> _Task instructions_: Below is a listing; write it out exactly and drop any images from it.

· · · · ·

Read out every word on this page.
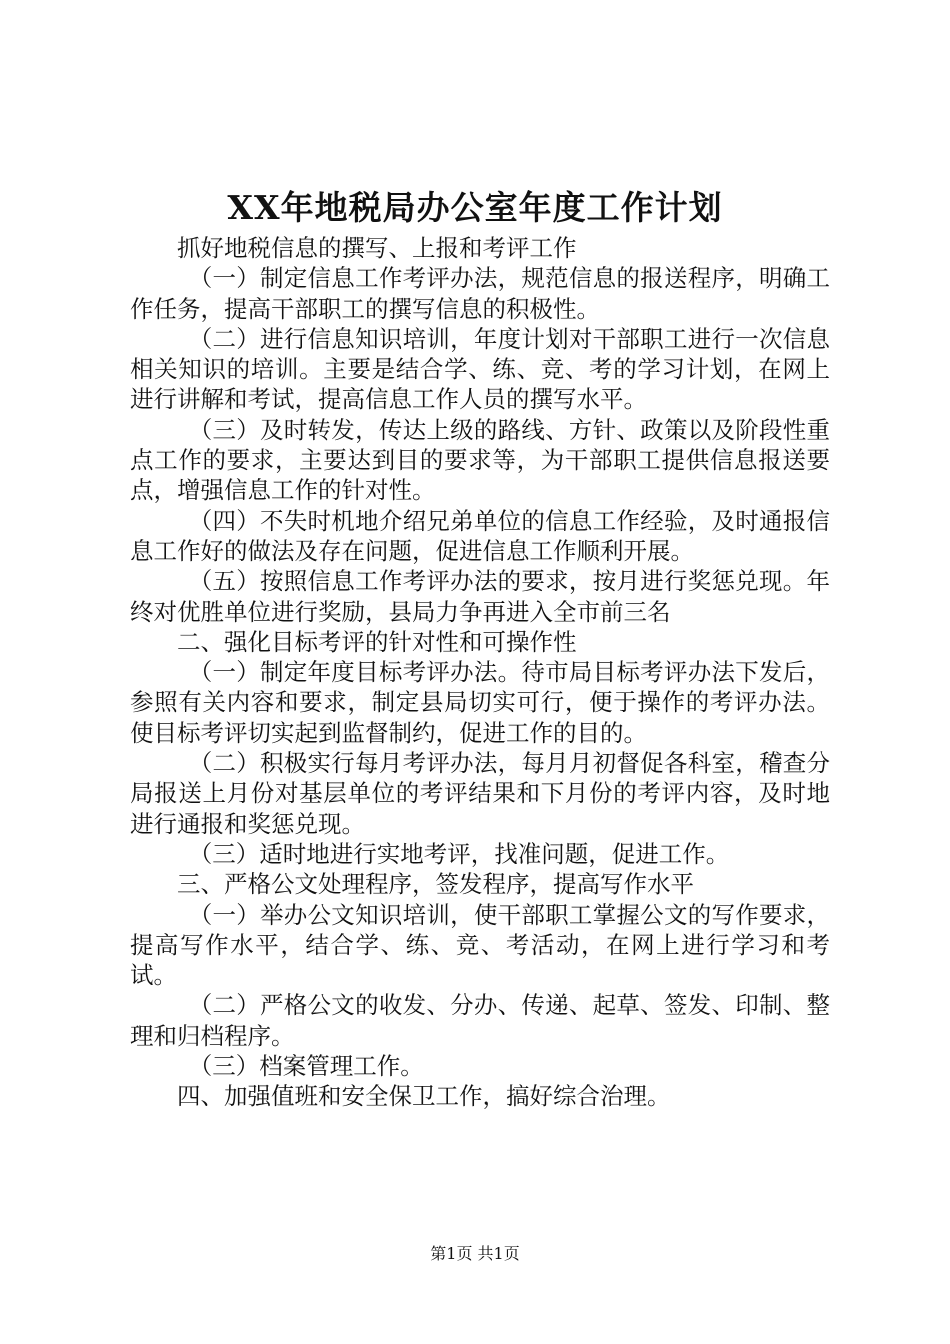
XX年地税局办公室年度工作计划

抓好地税信息的撰写、上报和考评工作

（一）制定信息工作考评办法，规范信息的报送程序，明确工作任务，提高干部职工的撰写信息的积极性。

（二）进行信息知识培训，年度计划对干部职工进行一次信息相关知识的培训。主要是结合学、练、竞、考的学习计划，在网上进行讲解和考试，提高信息工作人员的撰写水平。

（三）及时转发，传达上级的路线、方针、政策以及阶段性重点工作的要求，主要达到目的要求等，为干部职工提供信息报送要点，增强信息工作的针对性。

（四）不失时机地介绍兄弟单位的信息工作经验，及时通报信息工作好的做法及存在问题，促进信息工作顺利开展。

（五）按照信息工作考评办法的要求，按月进行奖惩兑现。年终对优胜单位进行奖励，县局力争再进入全市前三名

二、强化目标考评的针对性和可操作性

（一）制定年度目标考评办法。待市局目标考评办法下发后，参照有关内容和要求，制定县局切实可行，便于操作的考评办法。使目标考评切实起到监督制约，促进工作的目的。

（二）积极实行每月考评办法，每月月初督促各科室，稽查分局报送上月份对基层单位的考评结果和下月份的考评内容，及时地进行通报和奖惩兑现。

（三）适时地进行实地考评，找准问题，促进工作。

三、严格公文处理程序，签发程序，提高写作水平

（一）举办公文知识培训，使干部职工掌握公文的写作要求，提高写作水平，结合学、练、竞、考活动，在网上进行学习和考试。

（二）严格公文的收发、分办、传递、起草、签发、印制、整理和归档程序。

（三）档案管理工作。

四、加强值班和安全保卫工作，搞好综合治理。

第1页 共1页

· · · · ·

> _Correct answer_:
Read out every word on this page.
XX年地税局办公室年度工作计划

抓好地税信息的撰写、上报和考评工作

（一）制定信息工作考评办法，规范信息的报送程序，明确工作任务，提高干部职工的撰写信息的积极性。

（二）进行信息知识培训，年度计划对干部职工进行一次信息相关知识的培训。主要是结合学、练、竞、考的学习计划，在网上进行讲解和考试，提高信息工作人员的撰写水平。

（三）及时转发，传达上级的路线、方针、政策以及阶段性重点工作的要求，主要达到目的要求等，为干部职工提供信息报送要点，增强信息工作的针对性。

（四）不失时机地介绍兄弟单位的信息工作经验，及时通报信息工作好的做法及存在问题，促进信息工作顺利开展。

（五）按照信息工作考评办法的要求，按月进行奖惩兑现。年终对优胜单位进行奖励，县局力争再进入全市前三名

二、强化目标考评的针对性和可操作性

（一）制定年度目标考评办法。待市局目标考评办法下发后，参照有关内容和要求，制定县局切实可行，便于操作的考评办法。使目标考评切实起到监督制约，促进工作的目的。

（二）积极实行每月考评办法，每月月初督促各科室，稽查分局报送上月份对基层单位的考评结果和下月份的考评内容，及时地进行通报和奖惩兑现。

（三）适时地进行实地考评，找准问题，促进工作。

三、严格公文处理程序，签发程序，提高写作水平

（一）举办公文知识培训，使干部职工掌握公文的写作要求，提高写作水平，结合学、练、竞、考活动，在网上进行学习和考试。

（二）严格公文的收发、分办、传递、起草、签发、印制、整理和归档程序。

（三）档案管理工作。

四、加强值班和安全保卫工作，搞好综合治理。

第1页 共1页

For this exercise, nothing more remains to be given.